** Exercise requirements **
Extract every line that includes the string "TradingView".

* start Provided information *

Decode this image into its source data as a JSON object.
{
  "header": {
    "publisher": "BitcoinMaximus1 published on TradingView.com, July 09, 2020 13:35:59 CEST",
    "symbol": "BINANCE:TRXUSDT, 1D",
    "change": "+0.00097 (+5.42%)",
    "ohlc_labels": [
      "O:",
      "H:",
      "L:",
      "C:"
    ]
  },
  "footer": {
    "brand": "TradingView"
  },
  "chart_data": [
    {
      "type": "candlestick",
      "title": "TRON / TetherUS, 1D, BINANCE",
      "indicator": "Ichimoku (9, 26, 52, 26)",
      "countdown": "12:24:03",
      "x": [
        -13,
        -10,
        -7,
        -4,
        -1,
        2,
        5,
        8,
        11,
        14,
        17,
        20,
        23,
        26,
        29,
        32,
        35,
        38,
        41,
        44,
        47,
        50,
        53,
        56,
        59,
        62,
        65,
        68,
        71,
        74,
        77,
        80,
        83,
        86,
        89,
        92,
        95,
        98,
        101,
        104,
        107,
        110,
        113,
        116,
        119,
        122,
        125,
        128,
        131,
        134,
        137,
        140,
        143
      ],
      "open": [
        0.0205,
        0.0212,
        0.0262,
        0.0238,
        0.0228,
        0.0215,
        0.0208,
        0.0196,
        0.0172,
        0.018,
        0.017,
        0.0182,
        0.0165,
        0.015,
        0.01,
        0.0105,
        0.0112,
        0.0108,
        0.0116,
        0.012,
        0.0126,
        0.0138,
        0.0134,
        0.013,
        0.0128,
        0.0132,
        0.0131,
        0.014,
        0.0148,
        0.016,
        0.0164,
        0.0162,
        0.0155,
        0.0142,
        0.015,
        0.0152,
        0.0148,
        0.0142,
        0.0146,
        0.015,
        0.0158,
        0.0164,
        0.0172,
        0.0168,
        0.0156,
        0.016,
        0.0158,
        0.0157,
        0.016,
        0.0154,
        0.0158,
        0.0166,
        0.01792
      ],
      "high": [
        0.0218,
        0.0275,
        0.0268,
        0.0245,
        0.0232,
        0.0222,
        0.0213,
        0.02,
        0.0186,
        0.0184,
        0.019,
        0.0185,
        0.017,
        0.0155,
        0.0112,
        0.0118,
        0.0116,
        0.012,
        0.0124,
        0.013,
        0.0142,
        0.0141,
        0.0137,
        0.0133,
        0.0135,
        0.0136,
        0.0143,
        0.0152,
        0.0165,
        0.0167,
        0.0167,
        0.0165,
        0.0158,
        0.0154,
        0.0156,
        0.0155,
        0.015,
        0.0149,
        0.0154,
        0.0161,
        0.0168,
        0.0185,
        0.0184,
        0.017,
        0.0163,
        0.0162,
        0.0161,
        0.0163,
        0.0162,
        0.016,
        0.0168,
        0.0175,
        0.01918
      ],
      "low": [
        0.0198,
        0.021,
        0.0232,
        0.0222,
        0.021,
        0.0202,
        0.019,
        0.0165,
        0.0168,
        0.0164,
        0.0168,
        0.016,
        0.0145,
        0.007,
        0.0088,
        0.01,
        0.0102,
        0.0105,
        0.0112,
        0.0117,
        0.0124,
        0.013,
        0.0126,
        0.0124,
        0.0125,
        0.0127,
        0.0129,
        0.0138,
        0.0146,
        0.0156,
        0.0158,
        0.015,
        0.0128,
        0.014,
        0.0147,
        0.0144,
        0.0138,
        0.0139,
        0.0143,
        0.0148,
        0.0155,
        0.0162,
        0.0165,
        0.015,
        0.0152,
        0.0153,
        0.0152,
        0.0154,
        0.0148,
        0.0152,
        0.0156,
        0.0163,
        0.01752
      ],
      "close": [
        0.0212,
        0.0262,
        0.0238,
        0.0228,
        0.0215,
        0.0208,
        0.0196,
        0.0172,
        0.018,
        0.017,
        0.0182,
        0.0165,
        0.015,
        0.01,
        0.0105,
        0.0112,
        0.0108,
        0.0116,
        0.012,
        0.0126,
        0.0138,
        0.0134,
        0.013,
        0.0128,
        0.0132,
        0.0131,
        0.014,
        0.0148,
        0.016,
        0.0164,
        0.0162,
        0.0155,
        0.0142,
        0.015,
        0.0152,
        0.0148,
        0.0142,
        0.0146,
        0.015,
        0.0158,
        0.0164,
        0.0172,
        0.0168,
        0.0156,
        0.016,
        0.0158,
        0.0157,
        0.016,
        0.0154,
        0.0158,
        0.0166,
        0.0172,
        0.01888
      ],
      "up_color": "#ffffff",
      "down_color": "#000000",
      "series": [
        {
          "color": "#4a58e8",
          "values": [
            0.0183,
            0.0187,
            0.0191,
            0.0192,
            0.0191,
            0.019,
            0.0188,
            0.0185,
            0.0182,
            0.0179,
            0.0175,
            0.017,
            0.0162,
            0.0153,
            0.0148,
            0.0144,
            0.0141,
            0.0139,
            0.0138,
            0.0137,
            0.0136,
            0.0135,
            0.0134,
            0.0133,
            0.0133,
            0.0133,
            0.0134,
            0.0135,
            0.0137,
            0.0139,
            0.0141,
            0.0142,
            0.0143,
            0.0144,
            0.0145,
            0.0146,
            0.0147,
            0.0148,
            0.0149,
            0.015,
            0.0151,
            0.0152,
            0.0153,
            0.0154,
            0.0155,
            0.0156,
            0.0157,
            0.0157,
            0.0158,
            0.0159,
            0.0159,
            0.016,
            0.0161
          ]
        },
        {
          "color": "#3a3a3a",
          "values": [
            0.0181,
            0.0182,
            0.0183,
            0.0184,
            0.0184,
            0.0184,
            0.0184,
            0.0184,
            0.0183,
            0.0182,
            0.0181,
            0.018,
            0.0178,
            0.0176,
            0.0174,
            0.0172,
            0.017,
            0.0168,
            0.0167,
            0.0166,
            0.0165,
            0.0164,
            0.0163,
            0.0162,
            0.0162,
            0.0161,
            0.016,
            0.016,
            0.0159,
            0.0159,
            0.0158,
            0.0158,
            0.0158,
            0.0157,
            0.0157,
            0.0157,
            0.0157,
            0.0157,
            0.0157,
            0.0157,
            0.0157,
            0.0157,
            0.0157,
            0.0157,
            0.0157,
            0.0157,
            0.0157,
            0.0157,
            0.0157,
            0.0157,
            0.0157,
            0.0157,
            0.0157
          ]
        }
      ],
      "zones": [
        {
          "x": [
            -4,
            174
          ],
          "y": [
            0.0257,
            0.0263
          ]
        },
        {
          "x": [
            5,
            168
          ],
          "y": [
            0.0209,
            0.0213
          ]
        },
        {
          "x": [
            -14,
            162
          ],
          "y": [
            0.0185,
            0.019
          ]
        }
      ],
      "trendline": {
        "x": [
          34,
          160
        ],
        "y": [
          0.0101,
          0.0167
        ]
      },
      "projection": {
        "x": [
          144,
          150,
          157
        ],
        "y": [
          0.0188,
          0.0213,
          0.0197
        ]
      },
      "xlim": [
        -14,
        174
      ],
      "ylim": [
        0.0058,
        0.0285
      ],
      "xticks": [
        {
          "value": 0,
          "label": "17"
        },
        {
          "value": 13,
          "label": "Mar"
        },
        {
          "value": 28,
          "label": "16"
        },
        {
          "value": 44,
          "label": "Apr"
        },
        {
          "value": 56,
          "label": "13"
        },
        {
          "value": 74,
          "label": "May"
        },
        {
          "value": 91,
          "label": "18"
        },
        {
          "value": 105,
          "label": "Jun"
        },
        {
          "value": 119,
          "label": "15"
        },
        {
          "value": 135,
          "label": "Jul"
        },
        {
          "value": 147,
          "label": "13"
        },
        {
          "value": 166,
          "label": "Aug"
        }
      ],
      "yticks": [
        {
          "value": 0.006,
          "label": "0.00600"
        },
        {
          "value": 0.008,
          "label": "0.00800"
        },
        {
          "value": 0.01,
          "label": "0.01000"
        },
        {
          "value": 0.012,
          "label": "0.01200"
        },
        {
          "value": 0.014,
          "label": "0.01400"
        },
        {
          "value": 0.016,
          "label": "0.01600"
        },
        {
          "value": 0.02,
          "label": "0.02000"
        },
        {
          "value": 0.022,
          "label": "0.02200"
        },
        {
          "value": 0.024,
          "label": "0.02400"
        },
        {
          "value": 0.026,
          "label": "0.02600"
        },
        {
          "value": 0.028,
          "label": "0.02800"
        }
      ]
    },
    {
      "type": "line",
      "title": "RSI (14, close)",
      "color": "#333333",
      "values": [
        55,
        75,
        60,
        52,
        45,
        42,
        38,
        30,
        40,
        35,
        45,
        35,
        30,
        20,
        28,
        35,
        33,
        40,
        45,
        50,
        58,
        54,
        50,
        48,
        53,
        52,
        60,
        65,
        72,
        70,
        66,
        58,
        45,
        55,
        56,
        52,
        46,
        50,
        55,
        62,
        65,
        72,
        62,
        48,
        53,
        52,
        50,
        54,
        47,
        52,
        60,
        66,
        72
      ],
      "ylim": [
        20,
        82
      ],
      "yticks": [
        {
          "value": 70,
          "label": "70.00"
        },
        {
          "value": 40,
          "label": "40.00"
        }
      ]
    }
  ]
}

* end Provided information *

** Solution to this exercise **
    "publisher": "BitcoinMaximus1 published on TradingView.com, July 09, 2020 13:35:59 CEST",
    "brand": "TradingView"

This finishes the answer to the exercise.